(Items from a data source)

┄┄┄┄┄┄

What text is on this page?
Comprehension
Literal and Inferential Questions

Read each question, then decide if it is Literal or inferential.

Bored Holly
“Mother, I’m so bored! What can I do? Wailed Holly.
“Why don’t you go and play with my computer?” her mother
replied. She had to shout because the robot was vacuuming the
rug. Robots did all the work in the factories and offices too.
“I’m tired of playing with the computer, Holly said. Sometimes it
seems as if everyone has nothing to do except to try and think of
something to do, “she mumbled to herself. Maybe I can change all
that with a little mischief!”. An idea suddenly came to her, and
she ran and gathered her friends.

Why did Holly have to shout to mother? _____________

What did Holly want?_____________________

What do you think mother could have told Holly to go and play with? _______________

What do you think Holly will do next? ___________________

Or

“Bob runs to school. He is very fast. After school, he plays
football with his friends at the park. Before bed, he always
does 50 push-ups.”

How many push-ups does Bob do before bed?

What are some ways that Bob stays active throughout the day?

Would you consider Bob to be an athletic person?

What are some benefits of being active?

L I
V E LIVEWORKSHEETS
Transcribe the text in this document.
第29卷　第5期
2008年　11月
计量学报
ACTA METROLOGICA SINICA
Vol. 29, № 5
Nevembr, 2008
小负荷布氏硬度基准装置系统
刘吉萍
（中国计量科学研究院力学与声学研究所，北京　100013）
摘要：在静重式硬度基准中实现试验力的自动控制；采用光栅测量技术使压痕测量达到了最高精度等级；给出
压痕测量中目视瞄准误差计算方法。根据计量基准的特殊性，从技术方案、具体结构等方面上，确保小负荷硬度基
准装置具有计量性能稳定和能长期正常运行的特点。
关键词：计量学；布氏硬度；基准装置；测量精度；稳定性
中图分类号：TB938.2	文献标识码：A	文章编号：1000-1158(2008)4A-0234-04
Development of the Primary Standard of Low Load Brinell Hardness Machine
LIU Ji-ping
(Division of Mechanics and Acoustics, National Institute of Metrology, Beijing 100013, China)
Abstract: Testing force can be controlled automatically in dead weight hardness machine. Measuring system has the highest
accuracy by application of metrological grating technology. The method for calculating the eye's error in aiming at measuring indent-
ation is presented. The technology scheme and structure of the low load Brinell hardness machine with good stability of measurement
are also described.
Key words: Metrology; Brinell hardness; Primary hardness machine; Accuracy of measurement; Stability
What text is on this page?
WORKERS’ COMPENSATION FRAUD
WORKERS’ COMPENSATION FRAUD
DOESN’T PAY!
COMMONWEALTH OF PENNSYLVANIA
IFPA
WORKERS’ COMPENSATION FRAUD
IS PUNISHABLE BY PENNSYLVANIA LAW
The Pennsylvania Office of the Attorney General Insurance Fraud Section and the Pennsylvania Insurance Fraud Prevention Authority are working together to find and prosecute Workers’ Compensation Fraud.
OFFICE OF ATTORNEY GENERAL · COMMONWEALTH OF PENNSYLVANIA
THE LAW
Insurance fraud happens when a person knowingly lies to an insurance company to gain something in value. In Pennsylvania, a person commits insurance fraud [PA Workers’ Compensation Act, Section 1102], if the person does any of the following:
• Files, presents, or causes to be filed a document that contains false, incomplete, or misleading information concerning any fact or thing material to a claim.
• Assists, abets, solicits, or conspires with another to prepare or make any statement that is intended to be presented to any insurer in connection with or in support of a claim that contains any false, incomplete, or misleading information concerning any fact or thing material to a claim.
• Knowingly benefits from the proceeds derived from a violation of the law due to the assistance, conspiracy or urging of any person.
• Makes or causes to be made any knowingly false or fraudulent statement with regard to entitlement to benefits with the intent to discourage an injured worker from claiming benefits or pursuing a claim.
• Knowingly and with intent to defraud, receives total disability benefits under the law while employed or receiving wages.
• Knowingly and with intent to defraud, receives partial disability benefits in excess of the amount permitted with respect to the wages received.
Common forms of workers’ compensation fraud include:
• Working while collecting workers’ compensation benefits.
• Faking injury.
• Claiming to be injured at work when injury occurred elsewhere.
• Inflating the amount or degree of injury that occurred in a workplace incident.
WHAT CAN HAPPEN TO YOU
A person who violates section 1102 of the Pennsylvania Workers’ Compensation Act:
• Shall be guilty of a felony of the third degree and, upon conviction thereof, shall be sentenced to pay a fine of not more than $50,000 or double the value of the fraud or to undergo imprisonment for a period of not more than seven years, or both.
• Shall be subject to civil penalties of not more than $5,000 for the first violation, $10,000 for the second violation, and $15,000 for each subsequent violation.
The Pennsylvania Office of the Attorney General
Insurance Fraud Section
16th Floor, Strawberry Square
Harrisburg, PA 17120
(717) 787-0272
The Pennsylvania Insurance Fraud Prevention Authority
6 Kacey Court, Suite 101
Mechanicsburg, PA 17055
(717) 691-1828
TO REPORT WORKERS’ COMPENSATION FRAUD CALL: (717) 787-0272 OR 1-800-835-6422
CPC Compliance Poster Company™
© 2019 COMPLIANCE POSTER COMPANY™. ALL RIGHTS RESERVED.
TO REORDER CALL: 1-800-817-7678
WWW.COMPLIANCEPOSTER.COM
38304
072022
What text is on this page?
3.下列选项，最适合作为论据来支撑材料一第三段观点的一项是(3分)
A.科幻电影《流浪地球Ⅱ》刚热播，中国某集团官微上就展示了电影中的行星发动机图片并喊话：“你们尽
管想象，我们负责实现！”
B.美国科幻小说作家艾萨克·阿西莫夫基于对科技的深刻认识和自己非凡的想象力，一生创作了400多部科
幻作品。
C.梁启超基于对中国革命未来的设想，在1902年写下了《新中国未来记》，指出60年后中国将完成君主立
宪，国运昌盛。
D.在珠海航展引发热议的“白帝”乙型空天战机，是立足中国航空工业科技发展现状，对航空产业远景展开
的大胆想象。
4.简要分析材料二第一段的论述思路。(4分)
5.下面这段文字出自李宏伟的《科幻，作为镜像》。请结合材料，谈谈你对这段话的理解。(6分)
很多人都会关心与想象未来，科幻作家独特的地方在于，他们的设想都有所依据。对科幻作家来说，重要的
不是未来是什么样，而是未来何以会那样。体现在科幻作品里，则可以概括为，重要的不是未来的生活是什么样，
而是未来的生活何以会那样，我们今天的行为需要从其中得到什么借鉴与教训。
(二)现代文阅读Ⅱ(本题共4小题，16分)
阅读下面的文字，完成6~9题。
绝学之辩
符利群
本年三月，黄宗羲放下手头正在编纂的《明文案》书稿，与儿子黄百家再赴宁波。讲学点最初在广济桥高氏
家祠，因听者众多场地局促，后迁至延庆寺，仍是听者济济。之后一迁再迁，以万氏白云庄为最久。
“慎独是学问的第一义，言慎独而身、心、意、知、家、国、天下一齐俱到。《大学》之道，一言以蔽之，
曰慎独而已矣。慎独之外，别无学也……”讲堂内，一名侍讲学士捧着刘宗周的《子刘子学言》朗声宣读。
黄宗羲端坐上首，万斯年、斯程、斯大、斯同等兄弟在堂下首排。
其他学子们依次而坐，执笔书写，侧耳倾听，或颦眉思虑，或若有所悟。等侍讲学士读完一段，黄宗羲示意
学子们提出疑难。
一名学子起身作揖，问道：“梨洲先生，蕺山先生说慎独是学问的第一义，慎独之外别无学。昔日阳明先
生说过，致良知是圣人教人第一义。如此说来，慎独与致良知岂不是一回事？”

┄┄┄┄┄┄

▶ Given task
Repeat every line of the data, exactly and in full.

▶ Complete answer
What text is on this page?
Comprehension
Literal and Inferential Questions

Read each question, then decide if it is Literal or inferential.

Bored Holly
“Mother, I’m so bored! What can I do? Wailed Holly.
“Why don’t you go and play with my computer?” her mother
replied. She had to shout because the robot was vacuuming the
rug. Robots did all the work in the factories and offices too.
“I’m tired of playing with the computer, Holly said. Sometimes it
seems as if everyone has nothing to do except to try and think of
something to do, “she mumbled to herself. Maybe I can change all
that with a little mischief!”. An idea suddenly came to her, and
she ran and gathered her friends.

Why did Holly have to shout to mother? _____________

What did Holly want?_____________________

What do you think mother could have told Holly to go and play with? _______________

What do you think Holly will do next? ___________________

Or

“Bob runs to school. He is very fast. After school, he plays
football with his friends at the park. Before bed, he always
does 50 push-ups.”

How many push-ups does Bob do before bed?

What are some ways that Bob stays active throughout the day?

Would you consider Bob to be an athletic person?

What are some benefits of being active?

L I
V E LIVEWORKSHEETS
Transcribe the text in this document.
第29卷　第5期
2008年　11月
计量学报
ACTA METROLOGICA SINICA
Vol. 29, № 5
Nevembr, 2008
小负荷布氏硬度基准装置系统
刘吉萍
（中国计量科学研究院力学与声学研究所，北京　100013）
摘要：在静重式硬度基准中实现试验力的自动控制；采用光栅测量技术使压痕测量达到了最高精度等级；给出
压痕测量中目视瞄准误差计算方法。根据计量基准的特殊性，从技术方案、具体结构等方面上，确保小负荷硬度基
准装置具有计量性能稳定和能长期正常运行的特点。
关键词：计量学；布氏硬度；基准装置；测量精度；稳定性
中图分类号：TB938.2	文献标识码：A	文章编号：1000-1158(2008)4A-0234-04
Development of the Primary Standard of Low Load Brinell Hardness Machine
LIU Ji-ping
(Division of Mechanics and Acoustics, National Institute of Metrology, Beijing 100013, China)
Abstract: Testing force can be controlled automatically in dead weight hardness machine. Measuring system has the highest
accuracy by application of metrological grating technology. The method for calculating the eye's error in aiming at measuring indent-
ation is presented. The technology scheme and structure of the low load Brinell hardness machine with good stability of measurement
are also described.
Key words: Metrology; Brinell hardness; Primary hardness machine; Accuracy of measurement; Stability
What text is on this page?
WORKERS’ COMPENSATION FRAUD
WORKERS’ COMPENSATION FRAUD
DOESN’T PAY!
COMMONWEALTH OF PENNSYLVANIA
IFPA
WORKERS’ COMPENSATION FRAUD
IS PUNISHABLE BY PENNSYLVANIA LAW
The Pennsylvania Office of the Attorney General Insurance Fraud Section and the Pennsylvania Insurance Fraud Prevention Authority are working together to find and prosecute Workers’ Compensation Fraud.
OFFICE OF ATTORNEY GENERAL · COMMONWEALTH OF PENNSYLVANIA
THE LAW
Insurance fraud happens when a person knowingly lies to an insurance company to gain something in value. In Pennsylvania, a person commits insurance fraud [PA Workers’ Compensation Act, Section 1102], if the person does any of the following:
• Files, presents, or causes to be filed a document that contains false, incomplete, or misleading information concerning any fact or thing material to a claim.
• Assists, abets, solicits, or conspires with another to prepare or make any statement that is intended to be presented to any insurer in connection with or in support of a claim that contains any false, incomplete, or misleading information concerning any fact or thing material to a claim.
• Knowingly benefits from the proceeds derived from a violation of the law due to the assistance, conspiracy or urging of any person.
• Makes or causes to be made any knowingly false or fraudulent statement with regard to entitlement to benefits with the intent to discourage an injured worker from claiming benefits or pursuing a claim.
• Knowingly and with intent to defraud, receives total disability benefits under the law while employed or receiving wages.
• Knowingly and with intent to defraud, receives partial disability benefits in excess of the amount permitted with respect to the wages received.
Common forms of workers’ compensation fraud include:
• Working while collecting workers’ compensation benefits.
• Faking injury.
• Claiming to be injured at work when injury occurred elsewhere.
• Inflating the amount or degree of injury that occurred in a workplace incident.
WHAT CAN HAPPEN TO YOU
A person who violates section 1102 of the Pennsylvania Workers’ Compensation Act:
• Shall be guilty of a felony of the third degree and, upon conviction thereof, shall be sentenced to pay a fine of not more than $50,000 or double the value of the fraud or to undergo imprisonment for a period of not more than seven years, or both.
• Shall be subject to civil penalties of not more than $5,000 for the first violation, $10,000 for the second violation, and $15,000 for each subsequent violation.
The Pennsylvania Office of the Attorney General
Insurance Fraud Section
16th Floor, Strawberry Square
Harrisburg, PA 17120
(717) 787-0272
The Pennsylvania Insurance Fraud Prevention Authority
6 Kacey Court, Suite 101
Mechanicsburg, PA 17055
(717) 691-1828
TO REPORT WORKERS’ COMPENSATION FRAUD CALL: (717) 787-0272 OR 1-800-835-6422
CPC Compliance Poster Company™
© 2019 COMPLIANCE POSTER COMPANY™. ALL RIGHTS RESERVED.
TO REORDER CALL: 1-800-817-7678
WWW.COMPLIANCEPOSTER.COM
38304
072022
What text is on this page?
3.下列选项，最适合作为论据来支撑材料一第三段观点的一项是(3分)
A.科幻电影《流浪地球Ⅱ》刚热播，中国某集团官微上就展示了电影中的行星发动机图片并喊话：“你们尽
管想象，我们负责实现！”
B.美国科幻小说作家艾萨克·阿西莫夫基于对科技的深刻认识和自己非凡的想象力，一生创作了400多部科
幻作品。
C.梁启超基于对中国革命未来的设想，在1902年写下了《新中国未来记》，指出60年后中国将完成君主立
宪，国运昌盛。
D.在珠海航展引发热议的“白帝”乙型空天战机，是立足中国航空工业科技发展现状，对航空产业远景展开
的大胆想象。
4.简要分析材料二第一段的论述思路。(4分)
5.下面这段文字出自李宏伟的《科幻，作为镜像》。请结合材料，谈谈你对这段话的理解。(6分)
很多人都会关心与想象未来，科幻作家独特的地方在于，他们的设想都有所依据。对科幻作家来说，重要的
不是未来是什么样，而是未来何以会那样。体现在科幻作品里，则可以概括为，重要的不是未来的生活是什么样，
而是未来的生活何以会那样，我们今天的行为需要从其中得到什么借鉴与教训。
(二)现代文阅读Ⅱ(本题共4小题，16分)
阅读下面的文字，完成6~9题。
绝学之辩
符利群
本年三月，黄宗羲放下手头正在编纂的《明文案》书稿，与儿子黄百家再赴宁波。讲学点最初在广济桥高氏
家祠，因听者众多场地局促，后迁至延庆寺，仍是听者济济。之后一迁再迁，以万氏白云庄为最久。
“慎独是学问的第一义，言慎独而身、心、意、知、家、国、天下一齐俱到。《大学》之道，一言以蔽之，
曰慎独而已矣。慎独之外，别无学也……”讲堂内，一名侍讲学士捧着刘宗周的《子刘子学言》朗声宣读。
黄宗羲端坐上首，万斯年、斯程、斯大、斯同等兄弟在堂下首排。
其他学子们依次而坐，执笔书写，侧耳倾听，或颦眉思虑，或若有所悟。等侍讲学士读完一段，黄宗羲示意
学子们提出疑难。
一名学子起身作揖，问道：“梨洲先生，蕺山先生说慎独是学问的第一义，慎独之外别无学。昔日阳明先
生说过，致良知是圣人教人第一义。如此说来，慎独与致良知岂不是一回事？”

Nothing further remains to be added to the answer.